Exercise:
Reproduce exactly the lines beginning with the line that contains "Extract the structured" and ending at the final line of the material below.

--- Start of Listed records ---

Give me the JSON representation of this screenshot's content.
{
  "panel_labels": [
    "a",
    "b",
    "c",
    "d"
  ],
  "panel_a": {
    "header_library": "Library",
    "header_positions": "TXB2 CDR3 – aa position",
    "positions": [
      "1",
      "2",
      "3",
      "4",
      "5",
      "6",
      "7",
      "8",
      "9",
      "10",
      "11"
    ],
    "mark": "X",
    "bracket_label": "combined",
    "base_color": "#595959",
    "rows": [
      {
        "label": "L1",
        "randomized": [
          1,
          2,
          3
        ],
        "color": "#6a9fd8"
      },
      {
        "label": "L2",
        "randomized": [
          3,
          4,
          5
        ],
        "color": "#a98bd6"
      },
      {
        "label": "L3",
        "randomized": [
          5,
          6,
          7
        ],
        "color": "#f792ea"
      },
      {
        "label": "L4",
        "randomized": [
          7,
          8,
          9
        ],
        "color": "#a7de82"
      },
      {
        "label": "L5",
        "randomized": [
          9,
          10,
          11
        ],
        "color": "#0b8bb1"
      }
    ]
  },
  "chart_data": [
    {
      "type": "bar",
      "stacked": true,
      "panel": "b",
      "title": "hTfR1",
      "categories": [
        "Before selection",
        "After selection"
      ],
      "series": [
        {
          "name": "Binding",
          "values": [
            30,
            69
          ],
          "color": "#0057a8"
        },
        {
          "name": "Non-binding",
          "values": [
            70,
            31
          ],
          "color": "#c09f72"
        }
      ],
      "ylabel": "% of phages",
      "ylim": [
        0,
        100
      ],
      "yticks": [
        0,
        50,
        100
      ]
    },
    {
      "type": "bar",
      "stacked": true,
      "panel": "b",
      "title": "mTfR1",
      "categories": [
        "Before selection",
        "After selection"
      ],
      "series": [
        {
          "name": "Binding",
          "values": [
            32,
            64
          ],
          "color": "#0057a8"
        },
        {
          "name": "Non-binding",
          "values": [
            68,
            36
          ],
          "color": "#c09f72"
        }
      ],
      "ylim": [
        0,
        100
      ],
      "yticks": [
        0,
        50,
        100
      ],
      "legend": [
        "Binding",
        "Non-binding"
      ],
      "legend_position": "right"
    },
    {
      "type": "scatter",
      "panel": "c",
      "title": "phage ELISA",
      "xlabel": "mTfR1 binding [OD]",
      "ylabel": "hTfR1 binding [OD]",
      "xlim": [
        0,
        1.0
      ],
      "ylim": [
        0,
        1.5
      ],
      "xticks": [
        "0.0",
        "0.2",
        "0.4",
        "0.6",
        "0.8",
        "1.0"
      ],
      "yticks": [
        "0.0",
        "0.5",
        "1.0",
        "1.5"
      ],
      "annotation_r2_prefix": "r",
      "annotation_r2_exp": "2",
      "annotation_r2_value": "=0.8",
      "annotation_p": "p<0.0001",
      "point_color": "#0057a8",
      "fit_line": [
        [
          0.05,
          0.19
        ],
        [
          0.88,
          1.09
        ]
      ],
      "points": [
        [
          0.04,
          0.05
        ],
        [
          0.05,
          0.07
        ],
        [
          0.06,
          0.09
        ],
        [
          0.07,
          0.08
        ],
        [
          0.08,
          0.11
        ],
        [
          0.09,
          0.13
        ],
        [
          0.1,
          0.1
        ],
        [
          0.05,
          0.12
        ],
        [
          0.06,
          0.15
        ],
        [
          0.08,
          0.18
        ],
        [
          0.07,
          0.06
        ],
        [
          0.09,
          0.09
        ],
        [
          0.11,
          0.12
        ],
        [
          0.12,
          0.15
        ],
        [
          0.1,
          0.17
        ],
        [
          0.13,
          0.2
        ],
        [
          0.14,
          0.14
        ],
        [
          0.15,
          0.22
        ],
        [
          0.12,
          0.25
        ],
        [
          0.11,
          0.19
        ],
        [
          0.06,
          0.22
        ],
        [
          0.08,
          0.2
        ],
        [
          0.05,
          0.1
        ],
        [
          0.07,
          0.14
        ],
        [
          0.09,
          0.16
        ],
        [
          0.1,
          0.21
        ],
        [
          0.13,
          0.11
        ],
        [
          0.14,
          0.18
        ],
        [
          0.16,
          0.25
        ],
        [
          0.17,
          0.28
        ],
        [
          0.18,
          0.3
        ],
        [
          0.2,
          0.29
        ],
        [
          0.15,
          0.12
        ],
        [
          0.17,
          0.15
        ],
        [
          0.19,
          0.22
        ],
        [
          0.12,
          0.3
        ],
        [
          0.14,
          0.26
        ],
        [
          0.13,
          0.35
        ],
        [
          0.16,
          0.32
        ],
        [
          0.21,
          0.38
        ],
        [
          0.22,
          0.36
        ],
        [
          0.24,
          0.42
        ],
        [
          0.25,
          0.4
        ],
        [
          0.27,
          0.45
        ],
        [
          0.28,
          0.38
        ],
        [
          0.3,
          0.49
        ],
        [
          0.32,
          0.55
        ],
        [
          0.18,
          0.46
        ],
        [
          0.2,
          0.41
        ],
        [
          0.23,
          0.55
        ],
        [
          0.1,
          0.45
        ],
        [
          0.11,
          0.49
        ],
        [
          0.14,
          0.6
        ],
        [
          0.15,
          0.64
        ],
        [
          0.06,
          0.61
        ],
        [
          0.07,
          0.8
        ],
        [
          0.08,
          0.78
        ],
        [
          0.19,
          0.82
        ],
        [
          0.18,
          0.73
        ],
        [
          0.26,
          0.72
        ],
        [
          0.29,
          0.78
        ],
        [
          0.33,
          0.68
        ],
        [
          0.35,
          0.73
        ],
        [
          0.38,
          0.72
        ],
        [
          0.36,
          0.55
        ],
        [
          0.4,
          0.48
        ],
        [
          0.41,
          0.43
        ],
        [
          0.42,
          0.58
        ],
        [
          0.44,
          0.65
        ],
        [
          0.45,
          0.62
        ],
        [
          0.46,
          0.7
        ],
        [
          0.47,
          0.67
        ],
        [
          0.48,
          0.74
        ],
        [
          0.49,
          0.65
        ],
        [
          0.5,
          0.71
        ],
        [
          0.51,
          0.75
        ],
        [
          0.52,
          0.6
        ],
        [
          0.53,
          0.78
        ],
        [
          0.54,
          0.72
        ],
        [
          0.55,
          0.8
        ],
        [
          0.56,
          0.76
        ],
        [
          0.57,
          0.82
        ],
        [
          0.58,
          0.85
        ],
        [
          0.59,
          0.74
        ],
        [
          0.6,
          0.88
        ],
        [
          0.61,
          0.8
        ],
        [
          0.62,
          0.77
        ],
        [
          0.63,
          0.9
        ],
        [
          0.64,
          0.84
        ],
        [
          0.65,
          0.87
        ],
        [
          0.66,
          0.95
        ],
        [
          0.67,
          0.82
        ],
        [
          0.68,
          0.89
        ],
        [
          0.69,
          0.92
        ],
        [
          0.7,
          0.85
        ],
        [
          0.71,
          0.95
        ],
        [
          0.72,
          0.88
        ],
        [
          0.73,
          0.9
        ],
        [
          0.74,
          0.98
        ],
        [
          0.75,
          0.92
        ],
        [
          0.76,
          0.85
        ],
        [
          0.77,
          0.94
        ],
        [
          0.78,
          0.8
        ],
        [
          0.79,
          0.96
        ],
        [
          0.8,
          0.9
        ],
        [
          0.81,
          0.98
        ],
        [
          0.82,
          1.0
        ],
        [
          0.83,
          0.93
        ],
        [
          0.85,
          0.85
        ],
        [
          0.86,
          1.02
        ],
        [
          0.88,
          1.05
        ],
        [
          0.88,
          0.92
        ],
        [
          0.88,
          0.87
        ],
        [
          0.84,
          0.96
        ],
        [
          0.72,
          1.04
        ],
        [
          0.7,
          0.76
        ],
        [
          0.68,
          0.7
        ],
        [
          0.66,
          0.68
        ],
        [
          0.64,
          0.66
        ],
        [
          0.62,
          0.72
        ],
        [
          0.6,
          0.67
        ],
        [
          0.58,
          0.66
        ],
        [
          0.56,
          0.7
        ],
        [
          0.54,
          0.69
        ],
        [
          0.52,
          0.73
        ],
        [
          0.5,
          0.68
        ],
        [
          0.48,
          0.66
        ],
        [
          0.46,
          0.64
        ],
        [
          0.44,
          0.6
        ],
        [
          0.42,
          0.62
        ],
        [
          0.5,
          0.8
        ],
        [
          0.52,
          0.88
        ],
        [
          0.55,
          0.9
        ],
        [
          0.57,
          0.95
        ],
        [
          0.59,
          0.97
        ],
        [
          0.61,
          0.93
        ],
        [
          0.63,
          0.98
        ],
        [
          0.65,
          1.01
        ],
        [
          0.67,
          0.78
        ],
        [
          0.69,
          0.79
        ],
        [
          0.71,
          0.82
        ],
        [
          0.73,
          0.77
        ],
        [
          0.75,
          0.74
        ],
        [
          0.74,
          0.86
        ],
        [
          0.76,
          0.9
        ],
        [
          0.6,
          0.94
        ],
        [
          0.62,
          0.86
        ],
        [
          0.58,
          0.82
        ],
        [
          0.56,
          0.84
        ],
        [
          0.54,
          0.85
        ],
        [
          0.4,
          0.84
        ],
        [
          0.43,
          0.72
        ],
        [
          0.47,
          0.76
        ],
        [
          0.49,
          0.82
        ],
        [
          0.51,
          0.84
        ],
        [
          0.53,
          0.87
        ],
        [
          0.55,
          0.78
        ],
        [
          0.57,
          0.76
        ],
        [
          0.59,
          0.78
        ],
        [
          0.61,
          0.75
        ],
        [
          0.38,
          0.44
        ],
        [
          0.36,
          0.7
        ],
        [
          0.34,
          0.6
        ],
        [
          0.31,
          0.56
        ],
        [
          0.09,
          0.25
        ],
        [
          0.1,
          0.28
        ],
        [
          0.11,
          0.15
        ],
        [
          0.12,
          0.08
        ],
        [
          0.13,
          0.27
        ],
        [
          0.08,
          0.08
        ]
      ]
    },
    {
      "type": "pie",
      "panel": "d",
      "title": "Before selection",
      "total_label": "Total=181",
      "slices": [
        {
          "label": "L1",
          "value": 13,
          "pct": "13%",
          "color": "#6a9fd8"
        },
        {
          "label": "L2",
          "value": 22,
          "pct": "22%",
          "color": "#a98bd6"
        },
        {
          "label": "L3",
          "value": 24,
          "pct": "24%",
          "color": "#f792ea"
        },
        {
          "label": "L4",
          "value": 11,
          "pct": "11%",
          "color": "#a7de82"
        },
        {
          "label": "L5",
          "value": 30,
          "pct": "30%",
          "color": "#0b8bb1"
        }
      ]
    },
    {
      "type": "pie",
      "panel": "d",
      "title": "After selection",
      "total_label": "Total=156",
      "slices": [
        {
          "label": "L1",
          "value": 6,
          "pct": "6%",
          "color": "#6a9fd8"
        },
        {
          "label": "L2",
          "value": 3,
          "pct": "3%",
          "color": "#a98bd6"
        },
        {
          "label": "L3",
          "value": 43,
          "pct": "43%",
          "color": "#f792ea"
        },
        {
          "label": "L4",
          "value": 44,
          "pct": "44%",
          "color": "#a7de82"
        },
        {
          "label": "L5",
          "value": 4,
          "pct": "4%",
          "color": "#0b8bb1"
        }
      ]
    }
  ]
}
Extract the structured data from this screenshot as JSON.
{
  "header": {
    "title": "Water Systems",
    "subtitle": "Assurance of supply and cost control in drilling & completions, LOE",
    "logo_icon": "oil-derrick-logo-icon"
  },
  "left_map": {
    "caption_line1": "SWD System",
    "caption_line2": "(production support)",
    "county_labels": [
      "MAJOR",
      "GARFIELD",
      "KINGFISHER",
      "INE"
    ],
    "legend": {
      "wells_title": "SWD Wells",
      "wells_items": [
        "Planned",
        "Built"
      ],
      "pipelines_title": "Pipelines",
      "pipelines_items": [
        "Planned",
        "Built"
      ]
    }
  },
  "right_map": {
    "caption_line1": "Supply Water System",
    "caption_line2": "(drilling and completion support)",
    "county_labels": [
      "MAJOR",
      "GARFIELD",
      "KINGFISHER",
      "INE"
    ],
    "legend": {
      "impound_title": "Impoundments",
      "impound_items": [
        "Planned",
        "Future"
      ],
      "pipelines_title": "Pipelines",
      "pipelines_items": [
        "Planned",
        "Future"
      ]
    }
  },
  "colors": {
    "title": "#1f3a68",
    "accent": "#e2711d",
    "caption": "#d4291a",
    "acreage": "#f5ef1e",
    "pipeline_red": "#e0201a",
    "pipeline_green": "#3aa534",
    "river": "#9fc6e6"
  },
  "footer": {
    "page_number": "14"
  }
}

--- End of Listed records ---

Solved problem:
Extract the structured data from this screenshot as JSON.
{
  "header": {
    "title": "Water Systems",
    "subtitle": "Assurance of supply and cost control in drilling & completions, LOE",
    "logo_icon": "oil-derrick-logo-icon"
  },
  "left_map": {
    "caption_line1": "SWD System",
    "caption_line2": "(production support)",
    "county_labels": [
      "MAJOR",
      "GARFIELD",
      "KINGFISHER",
      "INE"
    ],
    "legend": {
      "wells_title": "SWD Wells",
      "wells_items": [
        "Planned",
        "Built"
      ],
      "pipelines_title": "Pipelines",
      "pipelines_items": [
        "Planned",
        "Built"
      ]
    }
  },
  "right_map": {
    "caption_line1": "Supply Water System",
    "caption_line2": "(drilling and completion support)",
    "county_labels": [
      "MAJOR",
      "GARFIELD",
      "KINGFISHER",
      "INE"
    ],
    "legend": {
      "impound_title": "Impoundments",
      "impound_items": [
        "Planned",
        "Future"
      ],
      "pipelines_title": "Pipelines",
      "pipelines_items": [
        "Planned",
        "Future"
      ]
    }
  },
  "colors": {
    "title": "#1f3a68",
    "accent": "#e2711d",
    "caption": "#d4291a",
    "acreage": "#f5ef1e",
    "pipeline_red": "#e0201a",
    "pipeline_green": "#3aa534",
    "river": "#9fc6e6"
  },
  "footer": {
    "page_number": "14"
  }
}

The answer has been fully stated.